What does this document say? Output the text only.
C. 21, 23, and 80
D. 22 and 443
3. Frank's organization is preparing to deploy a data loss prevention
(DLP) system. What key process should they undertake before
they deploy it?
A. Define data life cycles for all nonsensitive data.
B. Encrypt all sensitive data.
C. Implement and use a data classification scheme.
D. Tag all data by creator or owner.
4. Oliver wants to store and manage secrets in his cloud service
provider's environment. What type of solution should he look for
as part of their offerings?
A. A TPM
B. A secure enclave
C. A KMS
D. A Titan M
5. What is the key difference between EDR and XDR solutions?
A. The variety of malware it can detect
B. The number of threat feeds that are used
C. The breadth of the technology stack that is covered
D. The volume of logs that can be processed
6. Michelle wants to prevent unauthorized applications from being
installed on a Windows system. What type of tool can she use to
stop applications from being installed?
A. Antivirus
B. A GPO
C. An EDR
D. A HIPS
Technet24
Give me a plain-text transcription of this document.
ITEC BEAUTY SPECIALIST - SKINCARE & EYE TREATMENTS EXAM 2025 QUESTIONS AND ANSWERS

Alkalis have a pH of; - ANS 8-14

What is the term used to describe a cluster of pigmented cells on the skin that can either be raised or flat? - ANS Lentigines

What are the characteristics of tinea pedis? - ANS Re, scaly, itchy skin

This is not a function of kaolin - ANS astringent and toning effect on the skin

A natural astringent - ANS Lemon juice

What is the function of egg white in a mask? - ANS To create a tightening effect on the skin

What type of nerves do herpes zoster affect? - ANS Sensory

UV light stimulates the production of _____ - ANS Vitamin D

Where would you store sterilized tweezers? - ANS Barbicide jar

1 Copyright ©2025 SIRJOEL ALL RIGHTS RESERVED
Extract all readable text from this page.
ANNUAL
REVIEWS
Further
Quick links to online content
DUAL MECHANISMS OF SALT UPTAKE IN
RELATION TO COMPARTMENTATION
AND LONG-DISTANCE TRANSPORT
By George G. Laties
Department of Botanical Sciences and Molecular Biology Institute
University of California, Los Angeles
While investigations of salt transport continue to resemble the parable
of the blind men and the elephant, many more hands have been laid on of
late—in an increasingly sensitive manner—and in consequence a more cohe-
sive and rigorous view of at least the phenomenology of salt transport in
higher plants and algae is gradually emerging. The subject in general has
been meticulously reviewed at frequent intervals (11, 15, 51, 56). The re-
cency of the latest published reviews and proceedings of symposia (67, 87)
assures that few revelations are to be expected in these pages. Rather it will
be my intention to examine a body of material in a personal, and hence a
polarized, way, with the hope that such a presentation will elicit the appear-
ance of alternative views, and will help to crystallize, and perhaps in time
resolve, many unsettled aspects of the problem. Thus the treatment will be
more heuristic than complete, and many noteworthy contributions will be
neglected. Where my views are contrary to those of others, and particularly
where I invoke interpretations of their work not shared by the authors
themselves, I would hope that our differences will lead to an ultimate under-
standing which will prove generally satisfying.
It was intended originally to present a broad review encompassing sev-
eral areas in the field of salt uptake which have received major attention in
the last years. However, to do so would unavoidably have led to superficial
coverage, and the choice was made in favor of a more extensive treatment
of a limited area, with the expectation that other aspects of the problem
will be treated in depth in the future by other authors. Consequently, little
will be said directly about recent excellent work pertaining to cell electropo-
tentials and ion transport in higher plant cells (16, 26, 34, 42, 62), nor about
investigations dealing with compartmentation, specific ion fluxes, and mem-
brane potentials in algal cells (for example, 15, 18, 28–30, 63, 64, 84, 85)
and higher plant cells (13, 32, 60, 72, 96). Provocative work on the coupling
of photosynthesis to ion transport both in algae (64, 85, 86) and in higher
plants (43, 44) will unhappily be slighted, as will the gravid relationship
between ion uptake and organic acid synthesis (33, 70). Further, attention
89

_EXERCISE PROMPT_.
Take every line above carrying "deploy" and return it.

_TASK SOLUTION_.
3. Frank's organization is preparing to deploy a data loss prevention
they deploy it?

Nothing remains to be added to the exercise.